**** DOCUMENT

A More Affordable Billionaires’ Row: Allen Gross’ $420M Bet on the Parker New York
The Parker New York hotel is gearing up to reimagine itself with a facelift that includes 67 semi-affordable luxury condos (plus two really expensive ones)
GFI Capital Resources Group and Elliott Management Corporation made a $420 million bet on Billionaires’ Row last week, acquiring the Parker New York with plans to renovate the 38-year-old hotel and build 67 luxury condominiums on top of its 729 rooms. Bank OZK (OZK) financed the purchase with a $350 million debt package.
The Central Park South area has seen a slew of luxury condos cropping up over the past few years, from Extell Development’s One57 (also home to the high-end Park Hyatt New York) and Central Park Tower to JDS Development’s 111 West 57th Street. It’s also been the poster child for “luxury condo market slowdown” headlines, with an oversupply of eye-wateringly expensive inventory.
But, GFI and Elliott aren’t following the path of other developers who have aimed for the ultra-ultra-luxury condo market. Instead, the new owners of the Parker are carving out their own niche, offering more affordable units (by Billionaires’ Row standards) coupled with the perks of hotel living.

********

WHAT THE TASK ASKS:
Extend the article about the Parker New York hotel purchase, picking up after its final sentence. The listing that comes next has no connection to the article.

**** EXCERPTED RECORDS

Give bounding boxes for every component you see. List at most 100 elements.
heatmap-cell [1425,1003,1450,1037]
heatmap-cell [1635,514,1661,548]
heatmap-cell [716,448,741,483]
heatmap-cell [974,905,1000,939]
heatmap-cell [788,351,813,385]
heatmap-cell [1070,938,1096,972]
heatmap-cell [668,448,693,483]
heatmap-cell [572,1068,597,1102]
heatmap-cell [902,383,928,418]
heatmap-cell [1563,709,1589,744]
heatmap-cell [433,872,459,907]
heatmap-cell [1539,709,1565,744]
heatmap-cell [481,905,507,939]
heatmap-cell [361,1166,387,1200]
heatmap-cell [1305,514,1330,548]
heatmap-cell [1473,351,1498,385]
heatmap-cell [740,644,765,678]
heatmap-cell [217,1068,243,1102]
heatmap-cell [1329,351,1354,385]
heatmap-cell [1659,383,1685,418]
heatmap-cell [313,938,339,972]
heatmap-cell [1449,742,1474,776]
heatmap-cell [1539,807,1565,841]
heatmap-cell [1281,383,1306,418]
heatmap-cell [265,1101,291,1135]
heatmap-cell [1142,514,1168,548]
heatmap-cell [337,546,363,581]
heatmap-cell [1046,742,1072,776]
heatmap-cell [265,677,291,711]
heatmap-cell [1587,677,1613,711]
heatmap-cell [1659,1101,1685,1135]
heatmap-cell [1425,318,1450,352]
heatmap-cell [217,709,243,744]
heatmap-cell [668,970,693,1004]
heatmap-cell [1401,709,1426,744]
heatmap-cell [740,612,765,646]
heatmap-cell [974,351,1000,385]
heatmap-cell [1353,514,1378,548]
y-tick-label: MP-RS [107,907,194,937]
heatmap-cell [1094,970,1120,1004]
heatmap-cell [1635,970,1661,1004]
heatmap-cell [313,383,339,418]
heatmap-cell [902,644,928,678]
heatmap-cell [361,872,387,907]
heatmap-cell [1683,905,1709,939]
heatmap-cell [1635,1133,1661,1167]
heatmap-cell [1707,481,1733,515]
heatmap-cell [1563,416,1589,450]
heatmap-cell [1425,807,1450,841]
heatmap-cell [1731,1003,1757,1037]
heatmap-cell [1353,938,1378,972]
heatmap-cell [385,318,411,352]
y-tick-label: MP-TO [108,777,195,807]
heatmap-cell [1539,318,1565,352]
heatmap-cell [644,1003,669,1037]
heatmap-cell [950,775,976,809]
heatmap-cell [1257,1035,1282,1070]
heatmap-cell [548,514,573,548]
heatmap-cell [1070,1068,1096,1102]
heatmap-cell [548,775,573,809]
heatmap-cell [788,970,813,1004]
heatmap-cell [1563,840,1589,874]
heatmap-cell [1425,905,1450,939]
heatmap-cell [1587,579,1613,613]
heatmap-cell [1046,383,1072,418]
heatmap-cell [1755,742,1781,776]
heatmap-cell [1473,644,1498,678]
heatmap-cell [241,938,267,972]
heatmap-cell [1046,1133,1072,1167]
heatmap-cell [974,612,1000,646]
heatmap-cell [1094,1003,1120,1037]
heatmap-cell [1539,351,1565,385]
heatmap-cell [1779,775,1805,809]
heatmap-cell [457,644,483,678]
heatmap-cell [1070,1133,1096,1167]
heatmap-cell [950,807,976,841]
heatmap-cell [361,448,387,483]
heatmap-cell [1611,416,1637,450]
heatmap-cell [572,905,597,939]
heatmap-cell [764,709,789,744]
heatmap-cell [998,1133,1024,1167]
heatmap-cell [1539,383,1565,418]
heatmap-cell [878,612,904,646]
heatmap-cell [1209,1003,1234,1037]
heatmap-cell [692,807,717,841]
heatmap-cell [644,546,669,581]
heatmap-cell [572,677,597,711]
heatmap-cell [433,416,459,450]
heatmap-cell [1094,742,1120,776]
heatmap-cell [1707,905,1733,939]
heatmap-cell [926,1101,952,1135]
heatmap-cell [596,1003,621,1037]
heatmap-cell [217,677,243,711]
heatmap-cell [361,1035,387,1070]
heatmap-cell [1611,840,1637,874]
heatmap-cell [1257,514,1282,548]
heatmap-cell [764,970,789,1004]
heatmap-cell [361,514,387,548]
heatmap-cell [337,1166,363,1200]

********

RESPONSE:
“We came up with a new concept, and it’s probably unique for the 57th Street market,” Allen Gross, GFI’s chairman and CEO, told Commercial Observer in an interview at his office during the snow squall last week. “Most of our units are going to be small—between 500 and 800 square feet—and you’re going to be able to buy a condo starting at $1.5 million, which is unheard of in that market. When I see people selling condos for $40 million, $50 million, $200 million? We’re not interested in that.”
The exception to the affordability rule? Two 4,000-square-foot condo units at the top of the building with 10,000 square feet of outdoor space between them overlooking Central Park. Those two will fetch north of $20 million (“Their outdoor hot tubs will start at $1.5 million,” Gross said with a laugh.)
Parker New York’s starting numbers, although still pricey by the city’s wider standards, will give GFI’s condo units a vastly lower price per square foot than neighboring buildings on Billionaires’ Row.
A 500-square-foot, $1.5 million apartment amounts to about $3,000 per square foot, a bargain compared to the $6,500 per square foot being asked nearby at 111 West 57th Street. However, it’s still well above the average price per square foot in Manhattan, which was $1,609 in the fourth quarter of 2018 and $2,630 for the luxury market, according to a Douglas Elliman report.
Granted, units in the Parker New York are also smaller than ones in neighboring buildings, where 500 square feet is sometimes set aside for “servant’s quarters” in them, according to Jonathan Miller, the president of residential appraisal and consulting firm Miller Samuel.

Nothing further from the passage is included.